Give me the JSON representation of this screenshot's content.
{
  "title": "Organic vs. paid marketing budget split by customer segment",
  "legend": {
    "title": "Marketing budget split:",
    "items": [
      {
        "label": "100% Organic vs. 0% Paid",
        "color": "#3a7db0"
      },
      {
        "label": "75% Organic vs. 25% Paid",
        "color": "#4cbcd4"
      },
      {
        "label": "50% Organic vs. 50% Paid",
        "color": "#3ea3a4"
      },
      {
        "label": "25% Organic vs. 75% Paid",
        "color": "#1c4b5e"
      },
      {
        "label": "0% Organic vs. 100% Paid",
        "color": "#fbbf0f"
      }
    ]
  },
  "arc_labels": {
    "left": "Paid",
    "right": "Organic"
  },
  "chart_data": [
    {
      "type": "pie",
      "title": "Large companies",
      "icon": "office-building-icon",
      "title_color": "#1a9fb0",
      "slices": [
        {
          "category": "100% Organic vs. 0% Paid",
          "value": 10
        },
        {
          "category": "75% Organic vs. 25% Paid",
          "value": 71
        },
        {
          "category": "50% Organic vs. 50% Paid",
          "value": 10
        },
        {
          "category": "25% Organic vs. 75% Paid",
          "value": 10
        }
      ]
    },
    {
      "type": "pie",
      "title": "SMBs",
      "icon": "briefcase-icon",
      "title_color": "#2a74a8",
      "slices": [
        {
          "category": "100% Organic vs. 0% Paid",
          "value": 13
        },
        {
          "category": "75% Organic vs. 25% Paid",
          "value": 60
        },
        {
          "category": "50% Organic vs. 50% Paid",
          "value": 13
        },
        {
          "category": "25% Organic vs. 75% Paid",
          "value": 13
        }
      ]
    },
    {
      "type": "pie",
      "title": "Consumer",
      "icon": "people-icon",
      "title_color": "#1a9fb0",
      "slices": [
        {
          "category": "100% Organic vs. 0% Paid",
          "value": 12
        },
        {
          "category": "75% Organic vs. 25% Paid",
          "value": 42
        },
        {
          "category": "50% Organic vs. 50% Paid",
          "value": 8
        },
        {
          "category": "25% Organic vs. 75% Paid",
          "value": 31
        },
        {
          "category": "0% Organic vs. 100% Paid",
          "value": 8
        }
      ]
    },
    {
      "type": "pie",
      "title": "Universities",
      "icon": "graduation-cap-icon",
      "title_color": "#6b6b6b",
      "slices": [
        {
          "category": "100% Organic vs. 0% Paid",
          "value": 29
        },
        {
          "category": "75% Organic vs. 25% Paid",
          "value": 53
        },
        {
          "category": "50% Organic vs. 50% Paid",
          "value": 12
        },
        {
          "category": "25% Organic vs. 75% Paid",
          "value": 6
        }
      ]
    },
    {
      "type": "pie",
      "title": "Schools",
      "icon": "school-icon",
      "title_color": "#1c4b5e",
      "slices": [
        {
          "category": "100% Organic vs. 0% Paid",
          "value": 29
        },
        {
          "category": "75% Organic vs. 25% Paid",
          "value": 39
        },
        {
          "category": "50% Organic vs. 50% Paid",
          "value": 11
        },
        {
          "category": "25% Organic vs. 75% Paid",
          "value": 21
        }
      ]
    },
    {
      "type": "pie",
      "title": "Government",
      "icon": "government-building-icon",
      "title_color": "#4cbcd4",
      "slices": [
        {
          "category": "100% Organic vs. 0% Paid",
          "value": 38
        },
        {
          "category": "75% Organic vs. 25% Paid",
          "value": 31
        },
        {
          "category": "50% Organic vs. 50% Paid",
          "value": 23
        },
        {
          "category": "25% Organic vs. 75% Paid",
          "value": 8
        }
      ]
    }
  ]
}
◆ ◆ ◆ ◆ ◆ ◆ ◆
◆ **GOAL OF THE EXERCISE**:
Repeat the records above exactly.

◆ **RESULT OF THE EXERCISE**:
Give me the JSON representation of this screenshot's content.
{
  "title": "Organic vs. paid marketing budget split by customer segment",
  "legend": {
    "title": "Marketing budget split:",
    "items": [
      {
        "label": "100% Organic vs. 0% Paid",
        "color": "#3a7db0"
      },
      {
        "label": "75% Organic vs. 25% Paid",
        "color": "#4cbcd4"
      },
      {
        "label": "50% Organic vs. 50% Paid",
        "color": "#3ea3a4"
      },
      {
        "label": "25% Organic vs. 75% Paid",
        "color": "#1c4b5e"
      },
      {
        "label": "0% Organic vs. 100% Paid",
        "color": "#fbbf0f"
      }
    ]
  },
  "arc_labels": {
    "left": "Paid",
    "right": "Organic"
  },
  "chart_data": [
    {
      "type": "pie",
      "title": "Large companies",
      "icon": "office-building-icon",
      "title_color": "#1a9fb0",
      "slices": [
        {
          "category": "100% Organic vs. 0% Paid",
          "value": 10
        },
        {
          "category": "75% Organic vs. 25% Paid",
          "value": 71
        },
        {
          "category": "50% Organic vs. 50% Paid",
          "value": 10
        },
        {
          "category": "25% Organic vs. 75% Paid",
          "value": 10
        }
      ]
    },
    {
      "type": "pie",
      "title": "SMBs",
      "icon": "briefcase-icon",
      "title_color": "#2a74a8",
      "slices": [
        {
          "category": "100% Organic vs. 0% Paid",
          "value": 13
        },
        {
          "category": "75% Organic vs. 25% Paid",
          "value": 60
        },
        {
          "category": "50% Organic vs. 50% Paid",
          "value": 13
        },
        {
          "category": "25% Organic vs. 75% Paid",
          "value": 13
        }
      ]
    },
    {
      "type": "pie",
      "title": "Consumer",
      "icon": "people-icon",
      "title_color": "#1a9fb0",
      "slices": [
        {
          "category": "100% Organic vs. 0% Paid",
          "value": 12
        },
        {
          "category": "75% Organic vs. 25% Paid",
          "value": 42
        },
        {
          "category": "50% Organic vs. 50% Paid",
          "value": 8
        },
        {
          "category": "25% Organic vs. 75% Paid",
          "value": 31
        },
        {
          "category": "0% Organic vs. 100% Paid",
          "value": 8
        }
      ]
    },
    {
      "type": "pie",
      "title": "Universities",
      "icon": "graduation-cap-icon",
      "title_color": "#6b6b6b",
      "slices": [
        {
          "category": "100% Organic vs. 0% Paid",
          "value": 29
        },
        {
          "category": "75% Organic vs. 25% Paid",
          "value": 53
        },
        {
          "category": "50% Organic vs. 50% Paid",
          "value": 12
        },
        {
          "category": "25% Organic vs. 75% Paid",
          "value": 6
        }
      ]
    },
    {
      "type": "pie",
      "title": "Schools",
      "icon": "school-icon",
      "title_color": "#1c4b5e",
      "slices": [
        {
          "category": "100% Organic vs. 0% Paid",
          "value": 29
        },
        {
          "category": "75% Organic vs. 25% Paid",
          "value": 39
        },
        {
          "category": "50% Organic vs. 50% Paid",
          "value": 11
        },
        {
          "category": "25% Organic vs. 75% Paid",
          "value": 21
        }
      ]
    },
    {
      "type": "pie",
      "title": "Government",
      "icon": "government-building-icon",
      "title_color": "#4cbcd4",
      "slices": [
        {
          "category": "100% Organic vs. 0% Paid",
          "value": 38
        },
        {
          "category": "75% Organic vs. 25% Paid",
          "value": 31
        },
        {
          "category": "50% Organic vs. 50% Paid",
          "value": 23
        },
        {
          "category": "25% Organic vs. 75% Paid",
          "value": 8
        }
      ]
    }
  ]
}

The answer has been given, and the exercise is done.